Cette doctrine ne laissa pas de trouver des partisans, même à la cour, où quelques Grands l’embrassèrent. L’empereur Kao tsong en fut si fort entêté, qu’il remit le gouvernement de l’empire à son fils adoptif, pour se livrer entièrement à ces folles et stupides méditations.

Cependant la plupart des lettrés s’élevèrent contre cette secte de faux contemplatifs, et entr’autres un colao célèbre, nommé Poei guei, zélé disciple de Confucius : ils la combattirent de toutes leurs forces, en faisant voir que cette apathie, ou plutôt cette monstrueuse stupidité qu’on s’efforce d’acquérir, en ne faisant rien, en ne pensant à rien, est le renversement de la morale, et de la société civile ; que l’homme n’est élevé au-dessus des autres êtres, que parce qu’il pense, qu’il raisonne, qu’il s’applique à connaître la vertu, et à la pratiquer ; que d’aspirer à cette folle inaction, c’est renoncer aux devoirs les plus essentiels, c’est anéantir les rapports nécessaires, qui sont entre le père et les enfants, le mari et la femme, le prince et les sujets ; qu’enfin si cette doctrine était suivie, elle réduirait tous les membres de l’État à une condition beaucoup inférieure à celle des bêtes.

++++++++++++++++++++

• [CONSIGNE]:
Prolongez le texte sur la doctrine des contemplatifs en poursuivant après sa dernière phrase. Les données constituent un matériau indépendant du texte sur la doctrine des contemplatifs.

++++++++++++++++++++

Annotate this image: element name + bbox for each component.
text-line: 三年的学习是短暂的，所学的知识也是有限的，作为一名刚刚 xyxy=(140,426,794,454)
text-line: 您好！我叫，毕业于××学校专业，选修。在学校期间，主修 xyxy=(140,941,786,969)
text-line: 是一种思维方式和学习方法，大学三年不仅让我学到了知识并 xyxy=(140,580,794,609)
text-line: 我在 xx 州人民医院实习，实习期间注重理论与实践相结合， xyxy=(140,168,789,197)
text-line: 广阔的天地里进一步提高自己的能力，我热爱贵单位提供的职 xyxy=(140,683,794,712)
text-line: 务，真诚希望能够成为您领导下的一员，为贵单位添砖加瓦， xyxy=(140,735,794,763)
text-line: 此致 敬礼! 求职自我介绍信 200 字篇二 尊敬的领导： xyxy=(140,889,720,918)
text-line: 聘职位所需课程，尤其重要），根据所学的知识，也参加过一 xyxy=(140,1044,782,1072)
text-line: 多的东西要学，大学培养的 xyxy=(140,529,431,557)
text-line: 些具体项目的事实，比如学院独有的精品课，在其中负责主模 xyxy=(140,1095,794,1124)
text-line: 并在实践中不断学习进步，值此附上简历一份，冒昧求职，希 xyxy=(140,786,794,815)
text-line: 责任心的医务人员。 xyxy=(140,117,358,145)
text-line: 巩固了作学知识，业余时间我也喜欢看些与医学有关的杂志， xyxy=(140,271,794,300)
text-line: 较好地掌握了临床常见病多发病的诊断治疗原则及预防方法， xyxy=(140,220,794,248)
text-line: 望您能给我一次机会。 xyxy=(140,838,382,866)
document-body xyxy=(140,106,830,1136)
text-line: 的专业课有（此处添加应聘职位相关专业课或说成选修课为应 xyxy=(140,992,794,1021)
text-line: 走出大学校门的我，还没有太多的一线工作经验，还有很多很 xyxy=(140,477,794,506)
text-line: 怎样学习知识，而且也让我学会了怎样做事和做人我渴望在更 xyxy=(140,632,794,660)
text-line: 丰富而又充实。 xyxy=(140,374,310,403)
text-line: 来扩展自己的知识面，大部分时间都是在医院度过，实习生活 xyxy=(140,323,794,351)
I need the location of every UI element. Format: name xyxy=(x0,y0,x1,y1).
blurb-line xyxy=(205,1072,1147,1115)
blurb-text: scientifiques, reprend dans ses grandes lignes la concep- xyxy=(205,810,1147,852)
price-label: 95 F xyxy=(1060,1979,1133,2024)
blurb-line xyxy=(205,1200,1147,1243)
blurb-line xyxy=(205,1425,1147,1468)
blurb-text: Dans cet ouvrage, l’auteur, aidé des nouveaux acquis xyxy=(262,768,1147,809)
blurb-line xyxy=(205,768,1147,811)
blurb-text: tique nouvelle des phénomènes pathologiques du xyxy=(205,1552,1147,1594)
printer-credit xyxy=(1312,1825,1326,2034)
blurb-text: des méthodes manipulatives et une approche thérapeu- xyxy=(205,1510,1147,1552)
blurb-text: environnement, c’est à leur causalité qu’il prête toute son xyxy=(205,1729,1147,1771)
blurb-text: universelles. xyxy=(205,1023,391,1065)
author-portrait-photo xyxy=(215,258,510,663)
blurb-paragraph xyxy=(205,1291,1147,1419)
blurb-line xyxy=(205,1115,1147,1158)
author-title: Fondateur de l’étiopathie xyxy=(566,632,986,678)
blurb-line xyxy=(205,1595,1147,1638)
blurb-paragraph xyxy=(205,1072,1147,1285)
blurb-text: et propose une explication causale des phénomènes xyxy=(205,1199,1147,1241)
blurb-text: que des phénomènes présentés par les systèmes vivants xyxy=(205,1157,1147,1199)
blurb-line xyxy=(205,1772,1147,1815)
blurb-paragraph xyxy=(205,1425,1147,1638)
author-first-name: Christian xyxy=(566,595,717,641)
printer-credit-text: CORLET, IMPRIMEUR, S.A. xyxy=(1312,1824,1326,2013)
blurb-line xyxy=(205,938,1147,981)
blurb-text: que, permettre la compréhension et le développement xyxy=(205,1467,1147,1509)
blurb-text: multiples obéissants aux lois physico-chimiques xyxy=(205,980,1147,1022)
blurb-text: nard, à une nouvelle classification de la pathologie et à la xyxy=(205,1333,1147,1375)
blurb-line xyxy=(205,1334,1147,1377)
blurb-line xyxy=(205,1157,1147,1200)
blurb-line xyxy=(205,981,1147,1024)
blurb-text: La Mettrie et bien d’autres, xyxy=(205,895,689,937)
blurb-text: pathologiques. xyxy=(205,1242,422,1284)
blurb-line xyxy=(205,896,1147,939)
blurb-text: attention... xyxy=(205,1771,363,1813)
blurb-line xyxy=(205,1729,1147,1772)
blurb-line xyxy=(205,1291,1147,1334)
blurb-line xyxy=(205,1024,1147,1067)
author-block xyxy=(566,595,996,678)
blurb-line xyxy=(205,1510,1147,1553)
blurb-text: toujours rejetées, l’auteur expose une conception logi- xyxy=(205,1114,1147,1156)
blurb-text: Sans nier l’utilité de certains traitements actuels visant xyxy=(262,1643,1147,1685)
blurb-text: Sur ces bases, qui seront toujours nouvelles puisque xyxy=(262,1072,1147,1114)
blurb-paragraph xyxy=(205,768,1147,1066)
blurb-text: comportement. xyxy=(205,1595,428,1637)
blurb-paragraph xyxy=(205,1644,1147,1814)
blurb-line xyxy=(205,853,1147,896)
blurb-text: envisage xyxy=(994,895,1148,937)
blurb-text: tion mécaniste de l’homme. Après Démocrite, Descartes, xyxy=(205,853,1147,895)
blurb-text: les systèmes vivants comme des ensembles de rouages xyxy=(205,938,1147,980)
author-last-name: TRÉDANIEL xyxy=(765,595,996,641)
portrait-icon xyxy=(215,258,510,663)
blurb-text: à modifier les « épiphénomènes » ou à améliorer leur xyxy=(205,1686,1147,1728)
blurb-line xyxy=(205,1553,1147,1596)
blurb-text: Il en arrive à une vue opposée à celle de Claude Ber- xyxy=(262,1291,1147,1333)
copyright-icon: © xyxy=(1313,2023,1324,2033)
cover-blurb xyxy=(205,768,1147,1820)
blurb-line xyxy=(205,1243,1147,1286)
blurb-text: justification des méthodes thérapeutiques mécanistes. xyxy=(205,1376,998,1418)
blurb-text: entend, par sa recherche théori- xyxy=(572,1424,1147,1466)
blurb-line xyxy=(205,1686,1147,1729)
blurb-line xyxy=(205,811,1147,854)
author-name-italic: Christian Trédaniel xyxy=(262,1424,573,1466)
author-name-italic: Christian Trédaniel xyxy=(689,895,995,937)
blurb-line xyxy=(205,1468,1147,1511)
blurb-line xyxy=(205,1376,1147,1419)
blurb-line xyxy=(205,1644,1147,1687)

++++++++++++++++++++

• [CORRIGÉ]:
C’est ainsi que la Chine se vit en proie à toutes sortes d’opinions ridicules et extravagantes. Quoique les lettrés combattent ces diverses sectes, qu’ils les traitent même d’hérésies, qu’ils aient fait naître plusieurs fois à la cour la pensée de les abolir dans toute l’étendue de l’empire, on les a toujours tolérées jusqu’ici, soit par la crainte d’exciter des troubles parmi le peuple, qui est fort entêté de ses idoles, soit qu’elles aient des protecteurs secrets parmi les savants, dont plusieurs, qui ont été tirés de la lie du peuple, ont de la peine à se déprendre des superstitions, dans lesquelles ils sont nés, et qu’ils ont sucées avec le lait. On se contente de les condamner en général comme des hérésies ; et c’est ce qui se pratique tous les ans à Péking.

C’est cet amas monstrueux de superstitions, de magie, d’idolâtrie, et d’athéisme, qui ayant infecté de bonne heure l’esprit de plusieurs lettrés a enfanté parmi eux une secte, qui tient lieu de religion ou de philosophie ; car on ne sait pas bien ce qu’on en doit penser, et il est à croire qu’ils ne le savent pas eux-mêmes.